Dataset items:
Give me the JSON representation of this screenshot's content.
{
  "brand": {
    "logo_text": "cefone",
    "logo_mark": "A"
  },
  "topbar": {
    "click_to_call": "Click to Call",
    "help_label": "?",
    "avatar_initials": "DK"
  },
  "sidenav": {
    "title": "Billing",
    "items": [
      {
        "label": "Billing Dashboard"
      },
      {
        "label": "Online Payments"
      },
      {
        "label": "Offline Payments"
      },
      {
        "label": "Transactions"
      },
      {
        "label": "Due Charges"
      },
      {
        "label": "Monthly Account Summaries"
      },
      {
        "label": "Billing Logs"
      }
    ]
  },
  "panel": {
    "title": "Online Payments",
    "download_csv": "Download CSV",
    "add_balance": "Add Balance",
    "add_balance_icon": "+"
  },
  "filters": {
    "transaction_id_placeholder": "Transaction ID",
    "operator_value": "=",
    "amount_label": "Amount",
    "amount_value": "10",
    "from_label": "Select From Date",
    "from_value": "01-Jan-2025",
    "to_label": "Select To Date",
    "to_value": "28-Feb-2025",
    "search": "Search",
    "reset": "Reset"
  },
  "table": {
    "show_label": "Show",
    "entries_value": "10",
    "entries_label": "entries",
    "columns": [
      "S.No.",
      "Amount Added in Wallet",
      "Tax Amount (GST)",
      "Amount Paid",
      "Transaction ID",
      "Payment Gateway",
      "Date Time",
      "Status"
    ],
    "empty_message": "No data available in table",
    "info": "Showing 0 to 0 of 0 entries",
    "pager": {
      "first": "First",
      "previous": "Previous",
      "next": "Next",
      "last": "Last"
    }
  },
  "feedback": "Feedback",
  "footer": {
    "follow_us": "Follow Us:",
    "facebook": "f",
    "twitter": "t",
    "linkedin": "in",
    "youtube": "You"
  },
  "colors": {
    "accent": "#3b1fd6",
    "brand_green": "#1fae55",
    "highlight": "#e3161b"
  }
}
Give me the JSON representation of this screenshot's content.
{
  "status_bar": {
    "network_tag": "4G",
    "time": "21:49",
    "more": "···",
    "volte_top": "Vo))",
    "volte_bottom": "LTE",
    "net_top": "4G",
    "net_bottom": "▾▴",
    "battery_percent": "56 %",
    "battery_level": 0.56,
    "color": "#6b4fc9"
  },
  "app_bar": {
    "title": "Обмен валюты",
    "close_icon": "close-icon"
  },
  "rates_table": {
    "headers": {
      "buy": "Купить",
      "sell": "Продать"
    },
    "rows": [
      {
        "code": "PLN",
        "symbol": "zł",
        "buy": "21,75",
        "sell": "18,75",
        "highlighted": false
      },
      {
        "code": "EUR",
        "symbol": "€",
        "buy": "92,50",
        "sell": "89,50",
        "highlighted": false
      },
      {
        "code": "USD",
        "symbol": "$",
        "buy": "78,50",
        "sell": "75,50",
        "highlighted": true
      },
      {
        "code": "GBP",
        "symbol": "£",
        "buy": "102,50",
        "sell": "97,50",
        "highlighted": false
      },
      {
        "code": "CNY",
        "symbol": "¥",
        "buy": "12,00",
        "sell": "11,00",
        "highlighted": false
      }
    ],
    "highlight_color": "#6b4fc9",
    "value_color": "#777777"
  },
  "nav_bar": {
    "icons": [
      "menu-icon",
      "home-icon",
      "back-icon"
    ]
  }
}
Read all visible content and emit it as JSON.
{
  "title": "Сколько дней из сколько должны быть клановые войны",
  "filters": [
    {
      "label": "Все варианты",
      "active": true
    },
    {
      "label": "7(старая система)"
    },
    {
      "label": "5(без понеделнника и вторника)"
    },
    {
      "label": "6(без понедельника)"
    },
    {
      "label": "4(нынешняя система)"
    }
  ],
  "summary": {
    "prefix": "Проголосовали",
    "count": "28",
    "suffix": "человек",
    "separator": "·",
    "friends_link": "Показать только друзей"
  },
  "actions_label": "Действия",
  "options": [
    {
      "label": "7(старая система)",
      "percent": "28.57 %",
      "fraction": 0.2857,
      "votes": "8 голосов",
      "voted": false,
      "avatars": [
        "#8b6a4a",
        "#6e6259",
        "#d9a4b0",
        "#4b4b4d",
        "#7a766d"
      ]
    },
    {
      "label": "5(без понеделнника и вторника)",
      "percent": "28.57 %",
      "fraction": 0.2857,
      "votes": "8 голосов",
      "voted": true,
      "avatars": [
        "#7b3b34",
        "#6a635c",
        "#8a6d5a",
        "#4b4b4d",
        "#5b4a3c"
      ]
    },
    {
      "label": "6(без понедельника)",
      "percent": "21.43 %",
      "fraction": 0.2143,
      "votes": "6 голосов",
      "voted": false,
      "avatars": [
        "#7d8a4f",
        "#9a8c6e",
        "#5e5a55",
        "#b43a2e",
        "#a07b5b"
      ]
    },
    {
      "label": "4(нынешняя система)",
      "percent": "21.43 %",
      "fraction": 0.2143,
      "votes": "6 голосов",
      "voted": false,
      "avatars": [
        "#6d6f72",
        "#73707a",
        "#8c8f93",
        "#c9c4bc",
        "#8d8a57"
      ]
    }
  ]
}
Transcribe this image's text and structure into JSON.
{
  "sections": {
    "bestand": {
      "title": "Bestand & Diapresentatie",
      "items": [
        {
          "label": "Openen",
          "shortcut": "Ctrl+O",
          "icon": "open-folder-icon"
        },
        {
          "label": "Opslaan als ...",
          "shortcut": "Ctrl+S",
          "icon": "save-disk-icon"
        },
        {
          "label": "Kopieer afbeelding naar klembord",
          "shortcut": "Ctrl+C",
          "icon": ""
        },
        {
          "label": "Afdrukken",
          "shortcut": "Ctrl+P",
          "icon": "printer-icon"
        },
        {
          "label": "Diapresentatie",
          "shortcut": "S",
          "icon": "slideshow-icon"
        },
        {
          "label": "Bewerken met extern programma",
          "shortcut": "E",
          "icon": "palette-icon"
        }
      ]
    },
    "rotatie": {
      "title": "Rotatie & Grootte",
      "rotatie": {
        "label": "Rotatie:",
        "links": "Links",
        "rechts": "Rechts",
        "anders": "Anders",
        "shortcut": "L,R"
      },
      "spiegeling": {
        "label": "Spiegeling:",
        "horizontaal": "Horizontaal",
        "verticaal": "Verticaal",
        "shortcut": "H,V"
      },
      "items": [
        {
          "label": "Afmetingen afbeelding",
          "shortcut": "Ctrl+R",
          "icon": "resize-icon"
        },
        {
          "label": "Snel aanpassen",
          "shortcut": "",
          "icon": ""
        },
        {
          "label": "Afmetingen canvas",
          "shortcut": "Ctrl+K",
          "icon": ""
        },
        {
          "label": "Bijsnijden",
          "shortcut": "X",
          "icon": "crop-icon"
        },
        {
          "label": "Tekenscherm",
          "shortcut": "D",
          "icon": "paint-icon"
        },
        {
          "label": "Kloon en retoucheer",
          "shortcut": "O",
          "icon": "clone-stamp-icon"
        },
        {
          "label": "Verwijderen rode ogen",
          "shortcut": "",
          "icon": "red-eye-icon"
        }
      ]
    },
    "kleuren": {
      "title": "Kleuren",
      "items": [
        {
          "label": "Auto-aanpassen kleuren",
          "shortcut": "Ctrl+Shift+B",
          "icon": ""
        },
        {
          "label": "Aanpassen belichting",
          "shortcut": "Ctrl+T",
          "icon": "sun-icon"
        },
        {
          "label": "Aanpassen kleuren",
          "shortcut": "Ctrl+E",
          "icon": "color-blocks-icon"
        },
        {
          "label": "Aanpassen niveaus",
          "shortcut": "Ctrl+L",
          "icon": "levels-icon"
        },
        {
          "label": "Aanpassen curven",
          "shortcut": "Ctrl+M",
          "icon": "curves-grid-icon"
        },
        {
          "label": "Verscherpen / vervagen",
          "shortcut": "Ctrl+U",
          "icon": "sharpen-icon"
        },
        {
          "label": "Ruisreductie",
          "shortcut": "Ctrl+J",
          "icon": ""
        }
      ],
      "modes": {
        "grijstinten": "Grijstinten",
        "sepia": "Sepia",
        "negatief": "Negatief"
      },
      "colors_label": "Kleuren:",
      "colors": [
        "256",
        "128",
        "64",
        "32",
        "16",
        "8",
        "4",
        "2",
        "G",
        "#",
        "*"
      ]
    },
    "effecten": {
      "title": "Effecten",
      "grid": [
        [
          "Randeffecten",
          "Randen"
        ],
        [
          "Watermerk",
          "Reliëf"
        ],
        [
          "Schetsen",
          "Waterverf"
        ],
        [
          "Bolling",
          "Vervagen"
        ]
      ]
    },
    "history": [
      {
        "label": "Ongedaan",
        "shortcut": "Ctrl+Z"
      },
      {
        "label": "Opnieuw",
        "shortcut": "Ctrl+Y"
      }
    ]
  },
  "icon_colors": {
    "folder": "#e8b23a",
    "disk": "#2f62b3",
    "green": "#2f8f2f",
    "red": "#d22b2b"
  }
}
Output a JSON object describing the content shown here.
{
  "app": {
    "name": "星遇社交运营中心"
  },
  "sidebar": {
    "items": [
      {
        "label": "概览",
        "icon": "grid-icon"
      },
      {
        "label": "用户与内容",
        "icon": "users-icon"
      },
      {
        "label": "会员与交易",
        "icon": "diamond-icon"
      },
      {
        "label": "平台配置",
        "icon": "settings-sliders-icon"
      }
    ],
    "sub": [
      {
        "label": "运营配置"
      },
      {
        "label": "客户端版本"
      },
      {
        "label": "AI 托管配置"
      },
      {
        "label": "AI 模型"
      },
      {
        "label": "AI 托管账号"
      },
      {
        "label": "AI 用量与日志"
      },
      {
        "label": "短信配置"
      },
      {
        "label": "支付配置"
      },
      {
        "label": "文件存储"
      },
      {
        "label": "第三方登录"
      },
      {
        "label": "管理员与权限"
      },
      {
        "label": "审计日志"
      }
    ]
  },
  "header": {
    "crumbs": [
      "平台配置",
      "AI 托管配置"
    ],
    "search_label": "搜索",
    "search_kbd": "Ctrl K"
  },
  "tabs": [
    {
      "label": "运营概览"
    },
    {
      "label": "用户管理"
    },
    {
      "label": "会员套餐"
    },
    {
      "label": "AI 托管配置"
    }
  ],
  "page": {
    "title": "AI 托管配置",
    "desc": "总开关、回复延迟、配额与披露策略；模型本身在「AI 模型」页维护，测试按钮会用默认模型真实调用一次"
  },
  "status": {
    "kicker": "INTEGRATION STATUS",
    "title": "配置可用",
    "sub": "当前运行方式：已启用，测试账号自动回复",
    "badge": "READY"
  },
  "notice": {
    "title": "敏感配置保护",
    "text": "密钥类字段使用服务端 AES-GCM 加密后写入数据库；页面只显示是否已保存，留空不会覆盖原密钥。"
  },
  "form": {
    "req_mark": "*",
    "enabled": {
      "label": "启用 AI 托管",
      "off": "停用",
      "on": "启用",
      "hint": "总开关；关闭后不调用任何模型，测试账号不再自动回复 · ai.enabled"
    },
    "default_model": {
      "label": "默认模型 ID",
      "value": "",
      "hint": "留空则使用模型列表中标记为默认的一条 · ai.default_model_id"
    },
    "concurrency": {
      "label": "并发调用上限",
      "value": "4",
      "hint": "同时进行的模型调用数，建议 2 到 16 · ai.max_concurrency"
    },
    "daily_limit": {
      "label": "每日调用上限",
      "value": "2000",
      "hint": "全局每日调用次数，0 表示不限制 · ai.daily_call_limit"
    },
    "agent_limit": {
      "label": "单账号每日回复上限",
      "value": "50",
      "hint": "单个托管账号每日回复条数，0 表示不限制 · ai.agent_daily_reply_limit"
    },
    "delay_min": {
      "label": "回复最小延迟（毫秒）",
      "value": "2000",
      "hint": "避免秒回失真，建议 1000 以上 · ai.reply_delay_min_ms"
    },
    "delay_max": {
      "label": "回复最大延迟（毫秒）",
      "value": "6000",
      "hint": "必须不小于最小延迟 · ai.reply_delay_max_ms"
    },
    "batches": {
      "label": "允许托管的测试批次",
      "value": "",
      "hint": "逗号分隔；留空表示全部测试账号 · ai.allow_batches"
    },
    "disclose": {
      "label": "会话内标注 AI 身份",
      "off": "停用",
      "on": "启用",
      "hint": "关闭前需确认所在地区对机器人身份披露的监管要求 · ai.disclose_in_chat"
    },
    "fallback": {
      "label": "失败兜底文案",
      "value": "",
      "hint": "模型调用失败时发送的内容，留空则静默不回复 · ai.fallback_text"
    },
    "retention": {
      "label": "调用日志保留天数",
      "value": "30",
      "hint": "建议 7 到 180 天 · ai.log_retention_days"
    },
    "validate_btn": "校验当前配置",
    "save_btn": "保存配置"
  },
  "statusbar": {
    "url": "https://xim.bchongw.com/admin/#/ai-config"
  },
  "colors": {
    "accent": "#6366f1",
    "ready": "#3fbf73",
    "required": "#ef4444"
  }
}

# Directions
Search the listing for the word "Payments". Copy every line in which it occurs.

# The answer
        "label": "Online Payments"
        "label": "Offline Payments"
    "title": "Online Payments",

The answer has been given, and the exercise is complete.